**WHAT THE EXERCISE ASKS:**
Quote exactly, and only, the lines from the one with "Read out every word on this page." through the end of the listing.
— START —
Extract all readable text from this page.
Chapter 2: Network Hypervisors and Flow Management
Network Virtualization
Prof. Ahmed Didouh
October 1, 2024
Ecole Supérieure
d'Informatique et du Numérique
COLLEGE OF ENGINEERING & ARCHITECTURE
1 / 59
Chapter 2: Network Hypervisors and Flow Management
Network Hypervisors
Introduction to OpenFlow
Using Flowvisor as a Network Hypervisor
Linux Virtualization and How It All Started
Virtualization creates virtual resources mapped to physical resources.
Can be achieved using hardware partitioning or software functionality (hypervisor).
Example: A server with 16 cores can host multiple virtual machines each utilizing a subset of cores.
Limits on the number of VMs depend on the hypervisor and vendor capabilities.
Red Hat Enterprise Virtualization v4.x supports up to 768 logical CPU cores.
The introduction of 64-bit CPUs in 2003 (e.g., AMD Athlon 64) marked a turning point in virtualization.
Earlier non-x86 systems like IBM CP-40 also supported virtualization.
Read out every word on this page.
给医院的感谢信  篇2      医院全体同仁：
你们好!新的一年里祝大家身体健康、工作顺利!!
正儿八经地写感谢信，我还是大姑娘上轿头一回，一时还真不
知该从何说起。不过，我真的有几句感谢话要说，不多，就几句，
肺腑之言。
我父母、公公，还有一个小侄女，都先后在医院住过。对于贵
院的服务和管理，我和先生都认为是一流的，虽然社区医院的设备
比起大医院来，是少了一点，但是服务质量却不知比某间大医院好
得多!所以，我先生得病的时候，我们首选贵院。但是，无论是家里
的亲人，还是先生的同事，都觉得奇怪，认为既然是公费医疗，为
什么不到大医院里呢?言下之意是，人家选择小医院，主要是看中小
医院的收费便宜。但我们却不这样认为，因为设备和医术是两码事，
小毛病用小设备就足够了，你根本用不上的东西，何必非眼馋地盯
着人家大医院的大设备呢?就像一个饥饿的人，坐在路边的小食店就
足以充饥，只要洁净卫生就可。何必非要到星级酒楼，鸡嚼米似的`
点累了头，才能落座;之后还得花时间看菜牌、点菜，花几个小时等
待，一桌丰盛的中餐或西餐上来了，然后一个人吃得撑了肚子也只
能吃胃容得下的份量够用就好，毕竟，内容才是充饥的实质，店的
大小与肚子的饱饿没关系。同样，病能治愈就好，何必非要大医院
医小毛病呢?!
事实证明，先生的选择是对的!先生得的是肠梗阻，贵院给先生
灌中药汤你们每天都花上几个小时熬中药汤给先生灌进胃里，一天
— END —
**TASK RESPONSE:**
Read out every word on this page.
给医院的感谢信  篇2      医院全体同仁：
你们好!新的一年里祝大家身体健康、工作顺利!!
正儿八经地写感谢信，我还是大姑娘上轿头一回，一时还真不
知该从何说起。不过，我真的有几句感谢话要说，不多，就几句，
肺腑之言。
我父母、公公，还有一个小侄女，都先后在医院住过。对于贵
院的服务和管理，我和先生都认为是一流的，虽然社区医院的设备
比起大医院来，是少了一点，但是服务质量却不知比某间大医院好
得多!所以，我先生得病的时候，我们首选贵院。但是，无论是家里
的亲人，还是先生的同事，都觉得奇怪，认为既然是公费医疗，为
什么不到大医院里呢?言下之意是，人家选择小医院，主要是看中小
医院的收费便宜。但我们却不这样认为，因为设备和医术是两码事，
小毛病用小设备就足够了，你根本用不上的东西，何必非眼馋地盯
着人家大医院的大设备呢?就像一个饥饿的人，坐在路边的小食店就
足以充饥，只要洁净卫生就可。何必非要到星级酒楼，鸡嚼米似的`
点累了头，才能落座;之后还得花时间看菜牌、点菜，花几个小时等
待，一桌丰盛的中餐或西餐上来了，然后一个人吃得撑了肚子也只
能吃胃容得下的份量够用就好，毕竟，内容才是充饥的实质，店的
大小与肚子的饱饿没关系。同样，病能治愈就好，何必非要大医院
医小毛病呢?!
事实证明，先生的选择是对的!先生得的是肠梗阻，贵院给先生
灌中药汤你们每天都花上几个小时熬中药汤给先生灌进胃里，一天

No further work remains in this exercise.